Give the number of lines in the data that hold the string "name". Nothing else is needed.

# START OF AVAILABLE DATA

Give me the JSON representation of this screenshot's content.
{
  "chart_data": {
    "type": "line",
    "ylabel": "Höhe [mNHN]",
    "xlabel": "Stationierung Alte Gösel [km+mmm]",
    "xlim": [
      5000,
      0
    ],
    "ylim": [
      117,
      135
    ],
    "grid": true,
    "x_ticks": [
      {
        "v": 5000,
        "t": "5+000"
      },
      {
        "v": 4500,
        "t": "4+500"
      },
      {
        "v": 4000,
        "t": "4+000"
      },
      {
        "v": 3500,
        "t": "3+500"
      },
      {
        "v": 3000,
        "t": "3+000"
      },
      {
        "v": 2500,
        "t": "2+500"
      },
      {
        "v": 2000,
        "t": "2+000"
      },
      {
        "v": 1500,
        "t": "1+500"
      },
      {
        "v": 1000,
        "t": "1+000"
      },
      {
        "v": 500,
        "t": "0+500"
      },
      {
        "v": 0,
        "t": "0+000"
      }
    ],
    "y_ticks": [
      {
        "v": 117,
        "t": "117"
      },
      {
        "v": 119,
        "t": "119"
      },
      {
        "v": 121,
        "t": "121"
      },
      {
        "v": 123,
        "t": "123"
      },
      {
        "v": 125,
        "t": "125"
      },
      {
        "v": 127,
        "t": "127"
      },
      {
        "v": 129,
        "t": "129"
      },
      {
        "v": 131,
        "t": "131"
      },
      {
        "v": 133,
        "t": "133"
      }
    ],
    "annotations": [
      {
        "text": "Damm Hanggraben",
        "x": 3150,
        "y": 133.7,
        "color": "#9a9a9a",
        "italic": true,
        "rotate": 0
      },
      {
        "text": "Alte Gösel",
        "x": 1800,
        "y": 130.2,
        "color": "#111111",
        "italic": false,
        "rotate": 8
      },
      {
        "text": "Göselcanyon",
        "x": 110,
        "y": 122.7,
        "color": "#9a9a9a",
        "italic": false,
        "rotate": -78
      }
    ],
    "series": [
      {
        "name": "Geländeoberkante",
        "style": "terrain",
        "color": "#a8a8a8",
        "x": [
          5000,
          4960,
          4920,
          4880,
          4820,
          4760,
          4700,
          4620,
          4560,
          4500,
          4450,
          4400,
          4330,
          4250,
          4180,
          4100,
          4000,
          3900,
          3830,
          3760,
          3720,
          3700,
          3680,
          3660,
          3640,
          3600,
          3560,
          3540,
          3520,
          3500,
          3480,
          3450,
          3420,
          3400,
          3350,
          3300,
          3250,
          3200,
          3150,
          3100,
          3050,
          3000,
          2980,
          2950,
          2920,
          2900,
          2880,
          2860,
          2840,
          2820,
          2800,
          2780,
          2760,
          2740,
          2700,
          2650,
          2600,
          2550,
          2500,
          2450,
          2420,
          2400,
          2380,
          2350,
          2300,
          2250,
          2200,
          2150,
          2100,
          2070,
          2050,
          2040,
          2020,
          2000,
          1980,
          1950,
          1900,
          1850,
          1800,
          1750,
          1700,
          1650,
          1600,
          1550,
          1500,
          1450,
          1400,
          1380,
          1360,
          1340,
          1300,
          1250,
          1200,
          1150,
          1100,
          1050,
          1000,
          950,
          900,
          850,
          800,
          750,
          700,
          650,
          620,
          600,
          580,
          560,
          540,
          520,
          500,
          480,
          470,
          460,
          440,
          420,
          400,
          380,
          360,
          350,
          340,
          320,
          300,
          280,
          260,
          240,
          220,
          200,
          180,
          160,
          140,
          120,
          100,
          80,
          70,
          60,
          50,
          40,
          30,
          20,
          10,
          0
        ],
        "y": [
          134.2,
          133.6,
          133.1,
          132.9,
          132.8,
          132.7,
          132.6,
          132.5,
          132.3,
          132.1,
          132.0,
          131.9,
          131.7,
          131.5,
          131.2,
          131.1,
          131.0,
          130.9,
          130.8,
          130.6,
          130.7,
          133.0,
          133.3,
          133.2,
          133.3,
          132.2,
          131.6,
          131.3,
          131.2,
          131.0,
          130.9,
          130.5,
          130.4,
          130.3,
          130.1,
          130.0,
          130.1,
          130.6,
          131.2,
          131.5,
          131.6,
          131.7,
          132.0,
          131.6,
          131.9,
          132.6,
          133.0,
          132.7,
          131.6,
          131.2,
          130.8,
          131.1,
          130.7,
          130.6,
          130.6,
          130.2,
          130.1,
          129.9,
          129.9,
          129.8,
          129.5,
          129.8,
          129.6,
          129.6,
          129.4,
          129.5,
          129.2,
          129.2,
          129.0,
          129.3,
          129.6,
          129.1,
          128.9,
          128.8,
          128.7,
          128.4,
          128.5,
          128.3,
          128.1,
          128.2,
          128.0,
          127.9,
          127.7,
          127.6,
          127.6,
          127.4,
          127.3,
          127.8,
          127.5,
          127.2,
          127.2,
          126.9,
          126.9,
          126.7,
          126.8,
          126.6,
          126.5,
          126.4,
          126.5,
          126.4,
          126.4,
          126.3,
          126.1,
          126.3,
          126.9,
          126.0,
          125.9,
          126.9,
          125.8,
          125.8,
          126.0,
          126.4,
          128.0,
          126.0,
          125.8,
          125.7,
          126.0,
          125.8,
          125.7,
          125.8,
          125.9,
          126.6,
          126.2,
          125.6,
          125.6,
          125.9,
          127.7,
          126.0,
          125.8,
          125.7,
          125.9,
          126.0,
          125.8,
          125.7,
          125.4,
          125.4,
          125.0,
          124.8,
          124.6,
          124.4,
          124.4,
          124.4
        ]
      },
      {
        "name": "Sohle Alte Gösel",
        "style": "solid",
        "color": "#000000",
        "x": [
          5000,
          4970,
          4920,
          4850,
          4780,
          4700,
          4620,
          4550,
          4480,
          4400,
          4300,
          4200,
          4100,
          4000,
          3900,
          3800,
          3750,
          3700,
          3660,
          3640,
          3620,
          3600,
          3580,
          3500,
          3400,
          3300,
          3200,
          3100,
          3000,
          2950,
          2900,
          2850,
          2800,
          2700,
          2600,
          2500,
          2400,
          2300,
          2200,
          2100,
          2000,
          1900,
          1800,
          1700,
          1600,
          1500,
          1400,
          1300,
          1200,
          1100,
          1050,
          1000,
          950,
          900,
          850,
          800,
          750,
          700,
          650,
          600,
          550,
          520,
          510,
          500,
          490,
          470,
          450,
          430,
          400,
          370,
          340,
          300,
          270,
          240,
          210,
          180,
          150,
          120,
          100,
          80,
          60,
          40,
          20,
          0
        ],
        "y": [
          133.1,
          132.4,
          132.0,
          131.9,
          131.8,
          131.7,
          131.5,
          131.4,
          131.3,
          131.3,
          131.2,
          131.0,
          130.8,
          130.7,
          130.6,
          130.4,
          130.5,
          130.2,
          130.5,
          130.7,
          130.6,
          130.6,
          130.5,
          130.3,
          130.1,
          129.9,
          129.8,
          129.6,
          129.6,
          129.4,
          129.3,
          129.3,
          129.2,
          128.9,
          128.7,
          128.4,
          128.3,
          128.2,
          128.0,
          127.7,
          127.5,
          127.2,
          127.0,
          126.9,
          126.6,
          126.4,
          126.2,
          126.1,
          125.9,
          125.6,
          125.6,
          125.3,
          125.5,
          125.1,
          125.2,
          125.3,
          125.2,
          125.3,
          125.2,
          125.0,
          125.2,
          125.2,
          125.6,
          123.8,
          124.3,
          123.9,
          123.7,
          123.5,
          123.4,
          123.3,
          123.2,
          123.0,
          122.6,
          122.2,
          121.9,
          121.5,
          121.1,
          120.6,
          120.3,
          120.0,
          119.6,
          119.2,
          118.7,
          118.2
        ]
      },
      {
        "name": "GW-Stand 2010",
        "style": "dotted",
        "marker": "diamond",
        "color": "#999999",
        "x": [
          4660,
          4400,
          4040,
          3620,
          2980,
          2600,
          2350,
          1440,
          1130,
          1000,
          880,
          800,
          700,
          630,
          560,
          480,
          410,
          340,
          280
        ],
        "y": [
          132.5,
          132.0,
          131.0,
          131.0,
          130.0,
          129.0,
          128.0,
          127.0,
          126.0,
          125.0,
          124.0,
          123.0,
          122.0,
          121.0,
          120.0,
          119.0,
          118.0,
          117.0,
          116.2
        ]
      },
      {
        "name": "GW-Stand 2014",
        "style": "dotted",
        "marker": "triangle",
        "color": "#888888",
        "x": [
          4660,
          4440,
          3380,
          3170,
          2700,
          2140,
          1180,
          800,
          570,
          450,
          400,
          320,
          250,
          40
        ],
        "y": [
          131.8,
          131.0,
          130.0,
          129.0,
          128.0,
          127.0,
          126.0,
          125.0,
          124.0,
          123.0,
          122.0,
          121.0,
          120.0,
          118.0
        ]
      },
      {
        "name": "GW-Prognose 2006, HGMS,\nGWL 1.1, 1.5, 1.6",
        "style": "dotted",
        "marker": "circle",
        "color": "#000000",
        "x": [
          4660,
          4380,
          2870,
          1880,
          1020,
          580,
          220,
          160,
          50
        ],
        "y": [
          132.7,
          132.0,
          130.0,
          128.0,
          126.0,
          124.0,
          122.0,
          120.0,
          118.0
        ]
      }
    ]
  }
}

# END OF AVAILABLE DATA

# [EXERCISE RESULT]
5